-- Start of Exercise materials --
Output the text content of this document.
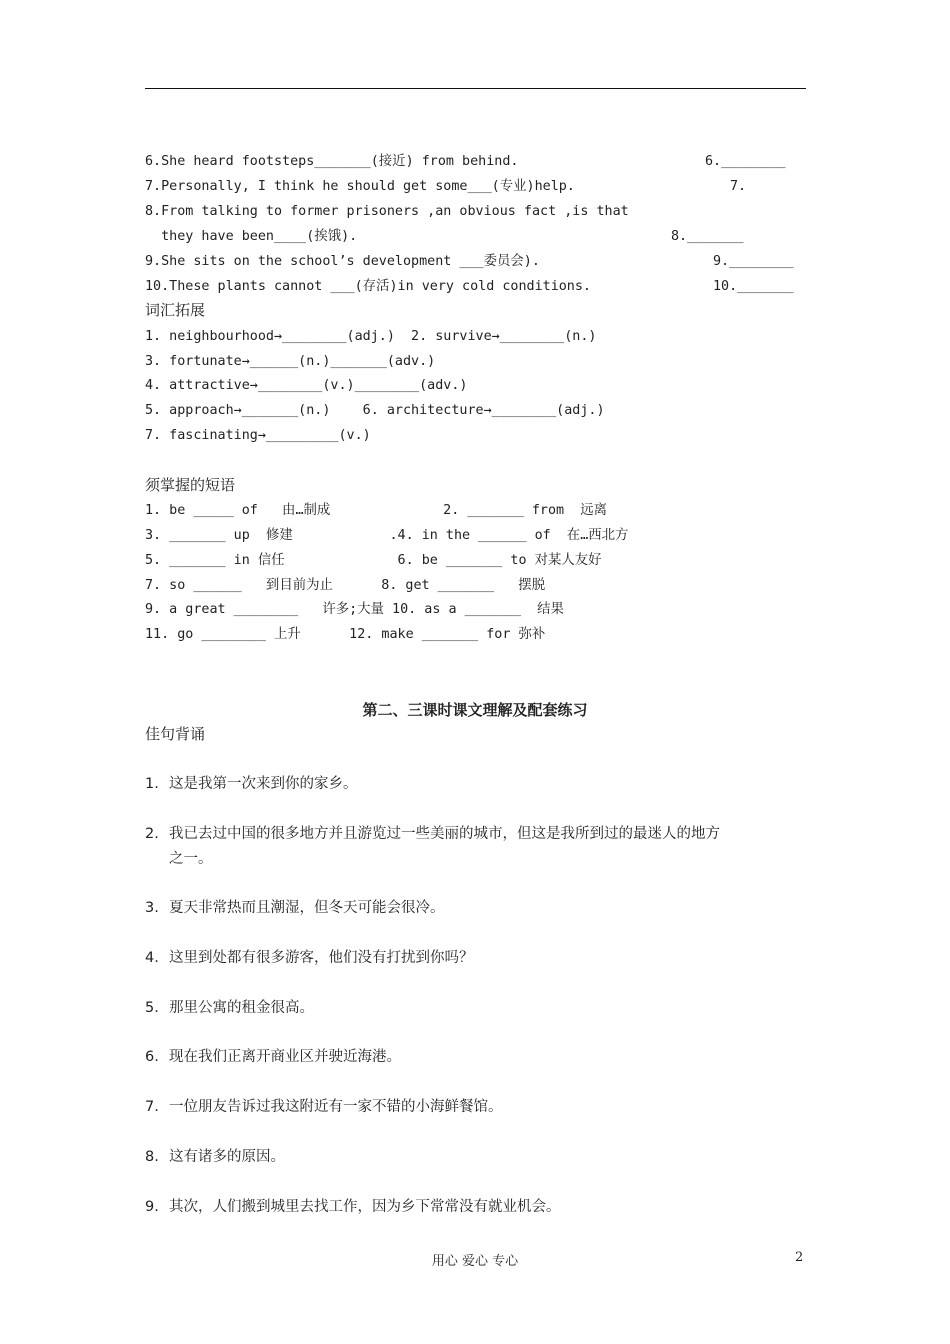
6.She heard footsteps_______(接近) from behind.	6.________
7.Personally, I think he should get some___(专业)help.	7.
8.From talking to former prisoners ,an obvious fact ,is that
they have been____(挨饿).	8._______
9.She sits on the school’s development ___委员会).	9.________
10.These plants cannot ___(存活)in very cold conditions.	10._______
词汇拓展
1. neighbourhood→________(adj.)  2. survive→________(n.)
3. fortunate→______(n.)_______(adv.)
4. attractive→________(v.)________(adv.)
5. approach→_______(n.)    6. architecture→________(adj.)
7. fascinating→_________(v.)
须掌握的短语
1. be _____ of   由…制成              2. _______ from  远离
3. _______ up  修建            .4. in the ______ of  在…西北方
5. _______ in 信任              6. be _______ to 对某人友好
7. so ______   到目前为止      8. get _______   摆脱
9. a great ________   许多;大量 10. as a _______  结果
11. go ________ 上升      12. make _______ for 弥补
第二、三课时课文理解及配套练习
佳句背诵
1. 这是我第一次来到你的家乡。
2. 我已去过中国的很多地方并且游览过一些美丽的城市，但这是我所到过的最迷人的地方
之一。
3. 夏天非常热而且潮湿，但冬天可能会很冷。
4. 这里到处都有很多游客，他们没有打扰到你吗？
5. 那里公寓的租金很高。
6. 现在我们正离开商业区并驶近海港。
7. 一位朋友告诉过我这附近有一家不错的小海鲜餐馆。
8. 这有诸多的原因。
9. 其次，人们搬到城里去找工作，因为乡下常常没有就业机会。
用心 爱心 专心	2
-- End of Exercise materials --
## Exercise goal
Write out the whole listing again, exactly, with no pictures.

## Output for this exercise
Output the text content of this document.
6.She heard footsteps_______(接近) from behind.	6.________
7.Personally, I think he should get some___(专业)help.	7.
8.From talking to former prisoners ,an obvious fact ,is that
they have been____(挨饿).	8._______
9.She sits on the school’s development ___委员会).	9.________
10.These plants cannot ___(存活)in very cold conditions.	10._______
词汇拓展
1. neighbourhood→________(adj.)  2. survive→________(n.)
3. fortunate→______(n.)_______(adv.)
4. attractive→________(v.)________(adv.)
5. approach→_______(n.)    6. architecture→________(adj.)
7. fascinating→_________(v.)
须掌握的短语
1. be _____ of   由…制成              2. _______ from  远离
3. _______ up  修建            .4. in the ______ of  在…西北方
5. _______ in 信任              6. be _______ to 对某人友好
7. so ______   到目前为止      8. get _______   摆脱
9. a great ________   许多;大量 10. as a _______  结果
11. go ________ 上升      12. make _______ for 弥补
第二、三课时课文理解及配套练习
佳句背诵
1. 这是我第一次来到你的家乡。
2. 我已去过中国的很多地方并且游览过一些美丽的城市，但这是我所到过的最迷人的地方
之一。
3. 夏天非常热而且潮湿，但冬天可能会很冷。
4. 这里到处都有很多游客，他们没有打扰到你吗？
5. 那里公寓的租金很高。
6. 现在我们正离开商业区并驶近海港。
7. 一位朋友告诉过我这附近有一家不错的小海鲜餐馆。
8. 这有诸多的原因。
9. 其次，人们搬到城里去找工作，因为乡下常常没有就业机会。
用心 爱心 专心	2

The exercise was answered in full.